------ Provided information

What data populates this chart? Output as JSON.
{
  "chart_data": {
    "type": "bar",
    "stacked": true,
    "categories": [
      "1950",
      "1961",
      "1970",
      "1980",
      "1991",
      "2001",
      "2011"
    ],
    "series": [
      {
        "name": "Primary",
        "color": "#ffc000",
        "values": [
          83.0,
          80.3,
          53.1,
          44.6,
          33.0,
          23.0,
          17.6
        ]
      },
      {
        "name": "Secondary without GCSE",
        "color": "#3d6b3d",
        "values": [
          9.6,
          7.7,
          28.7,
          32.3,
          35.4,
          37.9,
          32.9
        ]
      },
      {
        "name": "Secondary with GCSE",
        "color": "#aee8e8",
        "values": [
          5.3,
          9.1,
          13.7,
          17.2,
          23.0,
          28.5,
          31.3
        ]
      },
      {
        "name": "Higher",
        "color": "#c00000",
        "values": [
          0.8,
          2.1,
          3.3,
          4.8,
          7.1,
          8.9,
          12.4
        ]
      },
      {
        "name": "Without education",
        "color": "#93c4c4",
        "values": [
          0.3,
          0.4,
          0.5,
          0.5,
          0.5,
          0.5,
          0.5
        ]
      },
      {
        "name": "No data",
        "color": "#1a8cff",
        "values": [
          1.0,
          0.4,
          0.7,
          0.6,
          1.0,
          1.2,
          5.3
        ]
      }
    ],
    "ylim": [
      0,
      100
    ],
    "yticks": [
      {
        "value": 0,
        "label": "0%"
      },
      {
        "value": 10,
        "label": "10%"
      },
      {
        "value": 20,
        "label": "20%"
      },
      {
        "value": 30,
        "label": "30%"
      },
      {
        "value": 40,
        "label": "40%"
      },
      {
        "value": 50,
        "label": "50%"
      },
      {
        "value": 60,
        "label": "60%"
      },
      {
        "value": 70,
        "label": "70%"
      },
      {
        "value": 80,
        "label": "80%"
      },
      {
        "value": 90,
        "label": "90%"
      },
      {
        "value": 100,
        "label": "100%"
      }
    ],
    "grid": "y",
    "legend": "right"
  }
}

------------

**Given request:**
Each line of the material above must be retyped precisely.

**Result for this exercise:**
What data populates this chart? Output as JSON.
{
  "chart_data": {
    "type": "bar",
    "stacked": true,
    "categories": [
      "1950",
      "1961",
      "1970",
      "1980",
      "1991",
      "2001",
      "2011"
    ],
    "series": [
      {
        "name": "Primary",
        "color": "#ffc000",
        "values": [
          83.0,
          80.3,
          53.1,
          44.6,
          33.0,
          23.0,
          17.6
        ]
      },
      {
        "name": "Secondary without GCSE",
        "color": "#3d6b3d",
        "values": [
          9.6,
          7.7,
          28.7,
          32.3,
          35.4,
          37.9,
          32.9
        ]
      },
      {
        "name": "Secondary with GCSE",
        "color": "#aee8e8",
        "values": [
          5.3,
          9.1,
          13.7,
          17.2,
          23.0,
          28.5,
          31.3
        ]
      },
      {
        "name": "Higher",
        "color": "#c00000",
        "values": [
          0.8,
          2.1,
          3.3,
          4.8,
          7.1,
          8.9,
          12.4
        ]
      },
      {
        "name": "Without education",
        "color": "#93c4c4",
        "values": [
          0.3,
          0.4,
          0.5,
          0.5,
          0.5,
          0.5,
          0.5
        ]
      },
      {
        "name": "No data",
        "color": "#1a8cff",
        "values": [
          1.0,
          0.4,
          0.7,
          0.6,
          1.0,
          1.2,
          5.3
        ]
      }
    ],
    "ylim": [
      0,
      100
    ],
    "yticks": [
      {
        "value": 0,
        "label": "0%"
      },
      {
        "value": 10,
        "label": "10%"
      },
      {
        "value": 20,
        "label": "20%"
      },
      {
        "value": 30,
        "label": "30%"
      },
      {
        "value": 40,
        "label": "40%"
      },
      {
        "value": 50,
        "label": "50%"
      },
      {
        "value": 60,
        "label": "60%"
      },
      {
        "value": 70,
        "label": "70%"
      },
      {
        "value": 80,
        "label": "80%"
      },
      {
        "value": 90,
        "label": "90%"
      },
      {
        "value": 100,
        "label": "100%"
      }
    ],
    "grid": "y",
    "legend": "right"
  }
}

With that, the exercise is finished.